» The exercise
Copy back the rows below word for word, from the first row through the line containing "qr-module [1059, 1703, 1064, 1708]".

※ ※ ※

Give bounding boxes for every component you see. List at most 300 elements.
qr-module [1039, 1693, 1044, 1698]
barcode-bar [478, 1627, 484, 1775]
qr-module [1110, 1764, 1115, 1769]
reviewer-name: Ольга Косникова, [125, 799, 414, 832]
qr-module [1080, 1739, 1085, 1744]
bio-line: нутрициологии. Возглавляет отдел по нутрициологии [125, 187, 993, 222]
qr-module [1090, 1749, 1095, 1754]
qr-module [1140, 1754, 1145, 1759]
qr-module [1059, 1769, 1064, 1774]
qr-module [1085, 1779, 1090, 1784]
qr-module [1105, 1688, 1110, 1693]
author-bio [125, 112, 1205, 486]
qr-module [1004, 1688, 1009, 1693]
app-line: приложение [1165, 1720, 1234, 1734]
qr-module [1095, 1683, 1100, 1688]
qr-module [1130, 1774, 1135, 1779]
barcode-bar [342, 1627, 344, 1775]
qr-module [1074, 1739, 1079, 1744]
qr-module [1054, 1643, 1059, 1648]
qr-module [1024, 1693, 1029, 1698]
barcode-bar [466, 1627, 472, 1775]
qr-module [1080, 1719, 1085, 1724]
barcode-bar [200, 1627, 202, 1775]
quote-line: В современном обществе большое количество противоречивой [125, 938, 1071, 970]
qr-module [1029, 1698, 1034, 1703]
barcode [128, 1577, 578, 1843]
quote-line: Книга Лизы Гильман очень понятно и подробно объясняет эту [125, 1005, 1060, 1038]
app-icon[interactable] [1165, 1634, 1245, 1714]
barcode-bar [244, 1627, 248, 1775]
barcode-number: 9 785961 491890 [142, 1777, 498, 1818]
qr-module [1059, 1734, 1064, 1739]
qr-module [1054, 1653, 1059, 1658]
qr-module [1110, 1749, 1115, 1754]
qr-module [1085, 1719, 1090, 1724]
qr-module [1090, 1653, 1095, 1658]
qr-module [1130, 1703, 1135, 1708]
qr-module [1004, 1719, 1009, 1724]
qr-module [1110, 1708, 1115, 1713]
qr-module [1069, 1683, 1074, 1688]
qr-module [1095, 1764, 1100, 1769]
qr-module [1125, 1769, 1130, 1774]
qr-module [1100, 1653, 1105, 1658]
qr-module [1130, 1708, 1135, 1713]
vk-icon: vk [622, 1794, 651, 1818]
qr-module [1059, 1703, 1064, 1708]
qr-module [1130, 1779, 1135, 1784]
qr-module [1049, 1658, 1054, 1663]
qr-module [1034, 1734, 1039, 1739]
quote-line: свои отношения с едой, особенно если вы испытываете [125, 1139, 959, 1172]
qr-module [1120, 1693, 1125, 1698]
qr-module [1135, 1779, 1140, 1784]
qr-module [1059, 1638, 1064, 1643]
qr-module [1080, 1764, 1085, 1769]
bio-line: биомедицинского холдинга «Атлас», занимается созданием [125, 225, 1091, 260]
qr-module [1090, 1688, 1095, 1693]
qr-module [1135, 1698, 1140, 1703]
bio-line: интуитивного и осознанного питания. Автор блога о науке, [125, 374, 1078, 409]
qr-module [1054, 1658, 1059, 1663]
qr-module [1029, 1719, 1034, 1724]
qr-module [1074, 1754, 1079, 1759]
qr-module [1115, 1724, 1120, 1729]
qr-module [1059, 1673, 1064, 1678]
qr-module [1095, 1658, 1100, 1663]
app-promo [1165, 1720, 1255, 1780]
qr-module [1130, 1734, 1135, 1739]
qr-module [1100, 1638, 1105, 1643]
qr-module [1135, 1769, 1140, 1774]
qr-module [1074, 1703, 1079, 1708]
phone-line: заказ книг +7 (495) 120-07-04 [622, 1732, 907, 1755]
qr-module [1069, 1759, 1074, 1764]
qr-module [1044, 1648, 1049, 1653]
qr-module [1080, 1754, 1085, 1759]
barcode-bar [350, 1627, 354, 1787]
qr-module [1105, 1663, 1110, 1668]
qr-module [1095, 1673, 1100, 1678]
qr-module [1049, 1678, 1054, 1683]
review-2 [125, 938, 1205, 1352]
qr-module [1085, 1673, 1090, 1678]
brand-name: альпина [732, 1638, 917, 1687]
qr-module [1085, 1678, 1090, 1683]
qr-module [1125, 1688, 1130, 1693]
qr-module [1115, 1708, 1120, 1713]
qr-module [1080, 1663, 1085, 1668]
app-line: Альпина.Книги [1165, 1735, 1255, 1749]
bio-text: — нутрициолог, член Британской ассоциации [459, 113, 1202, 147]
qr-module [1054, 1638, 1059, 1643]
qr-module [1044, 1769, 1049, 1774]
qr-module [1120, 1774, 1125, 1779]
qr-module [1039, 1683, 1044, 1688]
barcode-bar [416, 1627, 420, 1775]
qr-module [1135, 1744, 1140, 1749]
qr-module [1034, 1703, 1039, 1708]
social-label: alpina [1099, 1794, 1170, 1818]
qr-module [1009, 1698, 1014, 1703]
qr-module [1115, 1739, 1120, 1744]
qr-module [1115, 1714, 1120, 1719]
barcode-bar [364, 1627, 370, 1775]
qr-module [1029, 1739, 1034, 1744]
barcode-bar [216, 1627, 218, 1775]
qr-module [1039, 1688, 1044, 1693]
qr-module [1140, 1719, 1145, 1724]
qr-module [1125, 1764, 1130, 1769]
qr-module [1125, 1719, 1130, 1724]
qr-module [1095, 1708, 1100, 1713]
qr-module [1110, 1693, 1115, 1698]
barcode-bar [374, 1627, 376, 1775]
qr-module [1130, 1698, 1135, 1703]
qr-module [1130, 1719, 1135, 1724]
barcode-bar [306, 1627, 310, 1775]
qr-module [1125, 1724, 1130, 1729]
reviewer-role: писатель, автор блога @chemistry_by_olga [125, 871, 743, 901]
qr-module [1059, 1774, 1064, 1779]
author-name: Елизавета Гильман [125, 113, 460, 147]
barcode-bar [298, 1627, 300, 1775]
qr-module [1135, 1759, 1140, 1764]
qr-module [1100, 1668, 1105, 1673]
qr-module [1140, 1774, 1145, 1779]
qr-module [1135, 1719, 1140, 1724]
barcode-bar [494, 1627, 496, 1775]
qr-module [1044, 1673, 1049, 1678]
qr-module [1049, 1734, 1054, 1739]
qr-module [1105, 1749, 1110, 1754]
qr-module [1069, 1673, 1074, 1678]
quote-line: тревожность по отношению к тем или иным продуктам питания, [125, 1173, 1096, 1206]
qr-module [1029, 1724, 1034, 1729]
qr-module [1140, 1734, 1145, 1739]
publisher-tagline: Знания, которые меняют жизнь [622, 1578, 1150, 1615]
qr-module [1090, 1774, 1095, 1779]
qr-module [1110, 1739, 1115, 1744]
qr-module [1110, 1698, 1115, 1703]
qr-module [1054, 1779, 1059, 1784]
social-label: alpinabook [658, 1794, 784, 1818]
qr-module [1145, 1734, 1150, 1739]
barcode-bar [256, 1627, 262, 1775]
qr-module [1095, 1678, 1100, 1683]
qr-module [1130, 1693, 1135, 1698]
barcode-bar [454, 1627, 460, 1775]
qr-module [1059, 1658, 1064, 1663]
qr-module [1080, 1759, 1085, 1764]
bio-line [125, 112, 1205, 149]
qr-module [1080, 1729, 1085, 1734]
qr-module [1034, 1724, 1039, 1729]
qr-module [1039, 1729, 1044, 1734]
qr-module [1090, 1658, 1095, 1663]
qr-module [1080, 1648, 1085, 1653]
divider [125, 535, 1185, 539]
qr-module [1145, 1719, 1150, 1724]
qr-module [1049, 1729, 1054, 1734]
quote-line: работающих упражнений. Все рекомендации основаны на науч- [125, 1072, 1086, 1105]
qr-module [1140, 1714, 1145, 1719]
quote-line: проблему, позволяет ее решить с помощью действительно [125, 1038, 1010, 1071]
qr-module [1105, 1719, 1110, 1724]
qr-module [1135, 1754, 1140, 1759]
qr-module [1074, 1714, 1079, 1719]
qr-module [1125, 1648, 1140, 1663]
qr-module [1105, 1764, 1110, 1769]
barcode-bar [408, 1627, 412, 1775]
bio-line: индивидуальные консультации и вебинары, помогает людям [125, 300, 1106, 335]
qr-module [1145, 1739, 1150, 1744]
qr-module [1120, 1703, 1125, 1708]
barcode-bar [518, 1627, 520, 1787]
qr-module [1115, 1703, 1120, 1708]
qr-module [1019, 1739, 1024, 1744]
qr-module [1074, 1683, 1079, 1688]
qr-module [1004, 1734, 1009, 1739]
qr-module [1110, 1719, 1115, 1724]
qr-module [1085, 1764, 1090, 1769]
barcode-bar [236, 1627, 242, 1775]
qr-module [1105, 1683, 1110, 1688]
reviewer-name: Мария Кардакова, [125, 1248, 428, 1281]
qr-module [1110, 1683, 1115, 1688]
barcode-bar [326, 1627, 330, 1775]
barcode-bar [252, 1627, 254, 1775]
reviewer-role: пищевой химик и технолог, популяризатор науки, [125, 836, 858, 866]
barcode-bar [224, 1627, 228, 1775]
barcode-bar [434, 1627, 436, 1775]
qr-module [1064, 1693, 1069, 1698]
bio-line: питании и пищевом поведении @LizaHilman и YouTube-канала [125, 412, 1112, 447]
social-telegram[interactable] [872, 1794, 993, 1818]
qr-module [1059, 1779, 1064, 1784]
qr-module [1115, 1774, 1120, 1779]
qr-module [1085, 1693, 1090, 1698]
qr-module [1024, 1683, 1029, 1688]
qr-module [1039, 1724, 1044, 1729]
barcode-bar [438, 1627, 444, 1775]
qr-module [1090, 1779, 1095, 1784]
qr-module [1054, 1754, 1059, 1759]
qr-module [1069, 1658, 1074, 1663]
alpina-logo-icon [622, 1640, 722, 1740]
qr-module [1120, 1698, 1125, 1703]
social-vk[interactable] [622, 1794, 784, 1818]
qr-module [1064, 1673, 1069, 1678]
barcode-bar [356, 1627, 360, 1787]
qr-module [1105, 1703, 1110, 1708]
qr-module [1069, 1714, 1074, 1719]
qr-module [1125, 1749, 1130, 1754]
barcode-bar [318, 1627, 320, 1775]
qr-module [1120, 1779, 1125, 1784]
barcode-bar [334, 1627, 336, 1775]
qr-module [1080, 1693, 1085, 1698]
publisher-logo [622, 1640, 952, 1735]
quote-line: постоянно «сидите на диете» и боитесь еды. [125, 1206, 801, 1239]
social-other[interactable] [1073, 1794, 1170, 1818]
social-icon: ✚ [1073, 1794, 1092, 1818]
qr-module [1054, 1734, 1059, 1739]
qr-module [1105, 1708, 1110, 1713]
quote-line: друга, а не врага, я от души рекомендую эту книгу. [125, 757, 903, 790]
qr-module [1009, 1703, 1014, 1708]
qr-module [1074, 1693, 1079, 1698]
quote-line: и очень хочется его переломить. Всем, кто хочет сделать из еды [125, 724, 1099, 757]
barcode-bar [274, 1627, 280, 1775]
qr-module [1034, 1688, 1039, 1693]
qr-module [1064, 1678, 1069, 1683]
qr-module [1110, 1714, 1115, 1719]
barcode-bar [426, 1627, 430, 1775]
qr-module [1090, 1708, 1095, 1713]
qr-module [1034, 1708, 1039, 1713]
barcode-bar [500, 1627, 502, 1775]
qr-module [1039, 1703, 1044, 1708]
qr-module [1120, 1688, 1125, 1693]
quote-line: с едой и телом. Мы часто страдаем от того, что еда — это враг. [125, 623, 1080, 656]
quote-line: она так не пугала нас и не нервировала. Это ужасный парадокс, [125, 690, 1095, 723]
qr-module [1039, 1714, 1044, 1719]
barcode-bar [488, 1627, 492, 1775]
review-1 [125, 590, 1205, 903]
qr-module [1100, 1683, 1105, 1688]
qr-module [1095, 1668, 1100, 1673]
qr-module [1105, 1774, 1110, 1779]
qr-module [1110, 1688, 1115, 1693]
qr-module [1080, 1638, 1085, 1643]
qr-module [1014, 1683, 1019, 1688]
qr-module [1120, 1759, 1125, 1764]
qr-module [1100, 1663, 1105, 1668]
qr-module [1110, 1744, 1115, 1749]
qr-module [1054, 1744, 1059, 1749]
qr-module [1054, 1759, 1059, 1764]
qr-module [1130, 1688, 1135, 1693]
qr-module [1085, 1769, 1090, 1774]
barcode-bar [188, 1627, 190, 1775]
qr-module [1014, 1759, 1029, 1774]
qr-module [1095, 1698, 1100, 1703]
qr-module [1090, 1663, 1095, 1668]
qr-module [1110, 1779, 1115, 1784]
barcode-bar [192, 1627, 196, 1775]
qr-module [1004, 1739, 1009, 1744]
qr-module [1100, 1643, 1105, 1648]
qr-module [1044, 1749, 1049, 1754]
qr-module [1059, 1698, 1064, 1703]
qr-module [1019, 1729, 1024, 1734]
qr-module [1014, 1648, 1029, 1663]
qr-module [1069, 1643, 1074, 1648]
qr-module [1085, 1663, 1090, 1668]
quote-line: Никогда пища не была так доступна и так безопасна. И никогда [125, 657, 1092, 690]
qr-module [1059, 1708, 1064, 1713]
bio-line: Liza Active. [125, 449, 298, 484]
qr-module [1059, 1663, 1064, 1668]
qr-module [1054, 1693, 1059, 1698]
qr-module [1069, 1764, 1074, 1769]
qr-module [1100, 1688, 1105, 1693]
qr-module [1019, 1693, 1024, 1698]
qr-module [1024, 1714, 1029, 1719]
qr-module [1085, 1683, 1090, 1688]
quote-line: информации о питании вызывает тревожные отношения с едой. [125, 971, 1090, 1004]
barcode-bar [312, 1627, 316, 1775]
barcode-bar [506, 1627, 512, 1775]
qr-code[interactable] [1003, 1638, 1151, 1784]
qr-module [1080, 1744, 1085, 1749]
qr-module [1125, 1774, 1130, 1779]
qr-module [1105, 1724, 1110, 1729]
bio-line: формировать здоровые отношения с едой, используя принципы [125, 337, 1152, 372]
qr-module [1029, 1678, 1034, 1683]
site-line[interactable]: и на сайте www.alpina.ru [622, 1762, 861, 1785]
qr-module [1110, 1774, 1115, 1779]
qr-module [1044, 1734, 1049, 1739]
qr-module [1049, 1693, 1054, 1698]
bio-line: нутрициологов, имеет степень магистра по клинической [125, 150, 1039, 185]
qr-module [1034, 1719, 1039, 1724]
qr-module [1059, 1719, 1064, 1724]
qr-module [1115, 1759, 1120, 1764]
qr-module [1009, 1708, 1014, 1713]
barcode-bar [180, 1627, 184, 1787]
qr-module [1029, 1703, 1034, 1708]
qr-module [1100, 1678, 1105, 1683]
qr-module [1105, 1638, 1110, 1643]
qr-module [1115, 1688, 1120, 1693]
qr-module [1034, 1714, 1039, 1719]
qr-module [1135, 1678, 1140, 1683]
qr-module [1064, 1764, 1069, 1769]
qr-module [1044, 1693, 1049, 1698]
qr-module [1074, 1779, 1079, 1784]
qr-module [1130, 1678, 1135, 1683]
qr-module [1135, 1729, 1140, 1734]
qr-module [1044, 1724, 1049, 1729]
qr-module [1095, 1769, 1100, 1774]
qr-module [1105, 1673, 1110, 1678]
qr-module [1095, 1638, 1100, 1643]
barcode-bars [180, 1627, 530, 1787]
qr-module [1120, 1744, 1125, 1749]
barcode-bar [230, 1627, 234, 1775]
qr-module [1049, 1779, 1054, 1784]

※ ※ ※

» The response
Give bounding boxes for every component you see. List at most 300 elements.
qr-module [1039, 1693, 1044, 1698]
barcode-bar [478, 1627, 484, 1775]
qr-module [1110, 1764, 1115, 1769]
reviewer-name: Ольга Косникова, [125, 799, 414, 832]
qr-module [1080, 1739, 1085, 1744]
bio-line: нутрициологии. Возглавляет отдел по нутрициологии [125, 187, 993, 222]
qr-module [1090, 1749, 1095, 1754]
qr-module [1140, 1754, 1145, 1759]
qr-module [1059, 1769, 1064, 1774]
qr-module [1085, 1779, 1090, 1784]
qr-module [1105, 1688, 1110, 1693]
author-bio [125, 112, 1205, 486]
qr-module [1004, 1688, 1009, 1693]
app-line: приложение [1165, 1720, 1234, 1734]
qr-module [1095, 1683, 1100, 1688]
qr-module [1130, 1774, 1135, 1779]
barcode-bar [342, 1627, 344, 1775]
qr-module [1074, 1739, 1079, 1744]
qr-module [1054, 1643, 1059, 1648]
qr-module [1024, 1693, 1029, 1698]
barcode-bar [466, 1627, 472, 1775]
qr-module [1080, 1719, 1085, 1724]
barcode-bar [200, 1627, 202, 1775]
quote-line: В современном обществе большое количество противоречивой [125, 938, 1071, 970]
qr-module [1029, 1698, 1034, 1703]
barcode [128, 1577, 578, 1843]
quote-line: Книга Лизы Гильман очень понятно и подробно объясняет эту [125, 1005, 1060, 1038]
app-icon[interactable] [1165, 1634, 1245, 1714]
barcode-bar [244, 1627, 248, 1775]
barcode-number: 9 785961 491890 [142, 1777, 498, 1818]
qr-module [1059, 1734, 1064, 1739]
qr-module [1054, 1653, 1059, 1658]
qr-module [1110, 1749, 1115, 1754]
qr-module [1085, 1719, 1090, 1724]
qr-module [1090, 1653, 1095, 1658]
qr-module [1130, 1703, 1135, 1708]
qr-module [1004, 1719, 1009, 1724]
qr-module [1110, 1708, 1115, 1713]
qr-module [1069, 1683, 1074, 1688]
qr-module [1095, 1764, 1100, 1769]
qr-module [1125, 1769, 1130, 1774]
qr-module [1100, 1653, 1105, 1658]
qr-module [1130, 1708, 1135, 1713]
vk-icon: vk [622, 1794, 651, 1818]
qr-module [1059, 1703, 1064, 1708]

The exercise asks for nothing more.